### SELECTED EXTRACT
<<<<

BitTorrent is a network and protocol used to share files, so BitTorrent itself cannot install adware on your computer.
However, the programs used to connect to the BitTorrent network and download files, called torrent managers or torrent clients, can and often do come with adware. The files you download can also contain malware and adware.
Stick to reputable torrent managers and, if prompted, refuse any offers to install additional software alongside them. These additional programs are often adware.
Likewise, be sure to only download and upload torrents you trust.
Is downloading a shared torrent from Google drive illegal?
If you're downloading something from Google Drive, then it's not a torrent. It's just a download. The file might have originally been downloaded through BitTorrent, then uploaded to Google Drive where others can download it.
Semantics aside, if the content of the file is protected by copyright, then yes, it is illegal to download pirated files from Google Drive.
Can I just download a torrent from a public place?
Most torrenters use public trackers to find and download files through BitTorrent. So in that sense, yes, you can download a torrent from a public place provided you have a torrent client installed on your device.
The files themselves are downloaded from other BitTorrent users who have downloaded the file and are now uploading it to fellow users.
Private trackers are also available and are often safer, but typically require an invitation from an existing member.
Can I go to jail for torrenting?
It depends on the circumstances, but no, it’s highly doubtful you would go to jail for torrenting. Most lawsuits regarding torrenting are civil suits, not criminal ones, so if a penalty is levied, it’s usually a fine or some other monetary compensation.

>>>>

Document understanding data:

<<<<

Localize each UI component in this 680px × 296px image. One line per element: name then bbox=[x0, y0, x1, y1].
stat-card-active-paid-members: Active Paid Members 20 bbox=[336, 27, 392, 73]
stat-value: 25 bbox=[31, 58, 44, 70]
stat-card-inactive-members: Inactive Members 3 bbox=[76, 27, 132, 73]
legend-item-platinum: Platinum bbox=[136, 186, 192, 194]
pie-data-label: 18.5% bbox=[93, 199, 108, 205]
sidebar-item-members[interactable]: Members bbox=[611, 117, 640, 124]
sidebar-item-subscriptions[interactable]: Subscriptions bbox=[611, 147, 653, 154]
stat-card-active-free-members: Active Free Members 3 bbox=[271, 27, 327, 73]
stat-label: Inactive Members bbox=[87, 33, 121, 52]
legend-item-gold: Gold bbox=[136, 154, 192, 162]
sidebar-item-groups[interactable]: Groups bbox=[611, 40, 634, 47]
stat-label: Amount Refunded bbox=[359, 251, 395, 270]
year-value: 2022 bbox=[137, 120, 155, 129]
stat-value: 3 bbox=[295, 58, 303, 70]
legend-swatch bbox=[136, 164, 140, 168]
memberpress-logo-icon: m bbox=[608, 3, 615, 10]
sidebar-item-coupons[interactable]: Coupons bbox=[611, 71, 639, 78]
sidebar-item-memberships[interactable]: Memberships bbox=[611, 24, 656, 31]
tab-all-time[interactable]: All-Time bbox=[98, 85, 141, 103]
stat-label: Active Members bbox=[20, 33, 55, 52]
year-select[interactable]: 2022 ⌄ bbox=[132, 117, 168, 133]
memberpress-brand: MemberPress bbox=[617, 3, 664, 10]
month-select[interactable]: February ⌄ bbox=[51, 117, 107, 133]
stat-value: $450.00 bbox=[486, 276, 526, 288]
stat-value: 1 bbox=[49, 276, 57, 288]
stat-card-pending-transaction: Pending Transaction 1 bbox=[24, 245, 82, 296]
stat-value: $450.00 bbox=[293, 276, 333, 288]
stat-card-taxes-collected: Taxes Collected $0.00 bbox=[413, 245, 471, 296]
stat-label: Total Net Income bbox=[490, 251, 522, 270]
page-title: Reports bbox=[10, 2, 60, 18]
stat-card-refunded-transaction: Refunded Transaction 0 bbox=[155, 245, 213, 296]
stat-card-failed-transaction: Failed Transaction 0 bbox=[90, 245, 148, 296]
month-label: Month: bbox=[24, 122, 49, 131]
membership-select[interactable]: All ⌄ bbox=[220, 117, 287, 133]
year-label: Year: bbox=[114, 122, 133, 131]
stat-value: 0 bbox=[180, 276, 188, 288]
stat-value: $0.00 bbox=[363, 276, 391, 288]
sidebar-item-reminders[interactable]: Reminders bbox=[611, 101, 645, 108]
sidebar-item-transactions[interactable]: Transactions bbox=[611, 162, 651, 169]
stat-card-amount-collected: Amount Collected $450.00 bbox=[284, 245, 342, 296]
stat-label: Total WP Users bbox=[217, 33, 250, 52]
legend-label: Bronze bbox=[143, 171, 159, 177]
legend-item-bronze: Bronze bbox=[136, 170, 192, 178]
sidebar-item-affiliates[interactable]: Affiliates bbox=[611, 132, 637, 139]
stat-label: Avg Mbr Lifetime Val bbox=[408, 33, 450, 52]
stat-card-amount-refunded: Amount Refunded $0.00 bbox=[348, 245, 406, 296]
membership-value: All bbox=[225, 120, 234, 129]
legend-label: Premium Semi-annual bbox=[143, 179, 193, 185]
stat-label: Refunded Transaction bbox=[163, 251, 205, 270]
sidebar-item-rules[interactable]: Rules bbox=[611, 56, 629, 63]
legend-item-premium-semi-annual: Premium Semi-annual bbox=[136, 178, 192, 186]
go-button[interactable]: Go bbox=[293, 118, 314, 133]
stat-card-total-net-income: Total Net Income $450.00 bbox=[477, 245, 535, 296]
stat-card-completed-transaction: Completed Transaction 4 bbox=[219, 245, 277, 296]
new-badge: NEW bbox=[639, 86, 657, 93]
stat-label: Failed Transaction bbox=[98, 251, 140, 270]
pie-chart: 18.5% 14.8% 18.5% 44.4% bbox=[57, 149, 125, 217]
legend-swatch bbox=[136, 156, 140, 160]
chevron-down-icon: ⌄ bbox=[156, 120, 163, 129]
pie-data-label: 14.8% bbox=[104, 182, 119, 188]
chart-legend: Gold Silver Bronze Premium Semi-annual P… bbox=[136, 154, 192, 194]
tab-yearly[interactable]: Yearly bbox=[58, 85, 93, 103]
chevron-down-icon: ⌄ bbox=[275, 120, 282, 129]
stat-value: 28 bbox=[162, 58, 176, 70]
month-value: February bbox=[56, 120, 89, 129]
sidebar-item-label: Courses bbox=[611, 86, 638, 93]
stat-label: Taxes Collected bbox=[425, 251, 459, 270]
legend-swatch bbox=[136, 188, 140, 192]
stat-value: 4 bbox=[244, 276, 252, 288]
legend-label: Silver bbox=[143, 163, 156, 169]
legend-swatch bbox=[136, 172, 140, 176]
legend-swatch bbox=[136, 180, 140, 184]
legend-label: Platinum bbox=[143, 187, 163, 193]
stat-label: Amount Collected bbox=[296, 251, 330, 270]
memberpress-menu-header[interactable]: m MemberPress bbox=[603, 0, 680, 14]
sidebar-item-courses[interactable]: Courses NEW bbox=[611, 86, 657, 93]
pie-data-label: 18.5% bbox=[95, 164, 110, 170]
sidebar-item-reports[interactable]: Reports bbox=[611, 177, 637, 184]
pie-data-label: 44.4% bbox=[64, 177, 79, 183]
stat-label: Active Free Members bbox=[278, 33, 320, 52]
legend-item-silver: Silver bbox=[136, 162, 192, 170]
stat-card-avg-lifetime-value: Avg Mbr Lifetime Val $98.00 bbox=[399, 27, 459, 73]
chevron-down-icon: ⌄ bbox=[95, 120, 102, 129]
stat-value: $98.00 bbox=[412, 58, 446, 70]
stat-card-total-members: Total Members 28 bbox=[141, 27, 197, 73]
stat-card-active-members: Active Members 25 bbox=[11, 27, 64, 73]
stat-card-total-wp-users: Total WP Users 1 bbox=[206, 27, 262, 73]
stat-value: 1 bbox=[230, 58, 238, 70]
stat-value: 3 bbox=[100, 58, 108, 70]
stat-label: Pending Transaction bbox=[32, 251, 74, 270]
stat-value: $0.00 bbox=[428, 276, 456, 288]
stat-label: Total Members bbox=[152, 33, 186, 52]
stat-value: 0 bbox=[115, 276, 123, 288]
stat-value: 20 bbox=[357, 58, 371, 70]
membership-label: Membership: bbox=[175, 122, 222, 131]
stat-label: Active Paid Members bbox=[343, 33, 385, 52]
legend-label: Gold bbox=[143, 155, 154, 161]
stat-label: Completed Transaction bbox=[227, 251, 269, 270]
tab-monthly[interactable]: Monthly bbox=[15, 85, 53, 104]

>>>>

### PROMPT 1
In the text on torrenting, what do private trackers typically require?
### PROMPT 2
Continue the text on torrenting from where it stops.

### EXERCISE RESPONSE 1
An invitation from an existing member.

### EXERCISE RESPONSE 2
That being said, it also depends on what country you’re in, what you torrent, and whether you also seeded the file so it could be downloaded by other users. Check your local laws and regulations.
What are the risks of torrenting music?
The music recording industry has, on occasion, aggressively targeted torrenters who engaged in music piracy. These days, litigation is mostly done by copyright trolls who target torrenters on behalf of recording studios. They’ll send out settlement letters demanding hundreds or even thousands of dollars to torrenters whom they can identify. They usually go through internet service providers to contact torrenters. Your ISP could throw you under the bus, and that’s not a gamble we recommend taking. By using a VPN, you can greatly reduce the risk of being identified by a copyright troll.
What legal use cases can I use torrents for?
There are plenty of free ways to use BitTorrent. Here are a few examples:
- Open-source software, such as Linux distros, are often available for download via BitTorrent. This saves the organization maintaining the distro from having to host the files themselves.
- Public domain media, like old movies, books, and music for which the copyrights have expired, can be found and legally downloaded through BitTorrent
- Independent artists making movies, games, books, and music often post their content for free on BitTorrent.
- BitTorrent is a convenient way to access fair use materials from various media
Where do people get torrents from?
Torrents are usually found on BitTorrent trackers, which are essentially searchable websites that index torrents uploaded by users. Users can download the small torrent file, which your torrent client uses to find other users uploading and downloading the same content.
Trackers can be public or private. Some torrents are linked to directly.
What are Seeders and Leechers?
A seed is a user who uploads files to the BitTorrent network for other users to download.
A leech is a user who downloads files from the BitTorrent network from other users.
A typical user starts as a leech by downloading a file. Once the file is finished downloading (or even before), the user transitions to being a seed and starts uploading the file to other users.
A common courtesy among torrenters is to seed as much data as you leech. So if you download a 1 GB file, you should seed that file until you’ve uploaded at least an equivalent amount of data. However, this guideline is in no way enforced.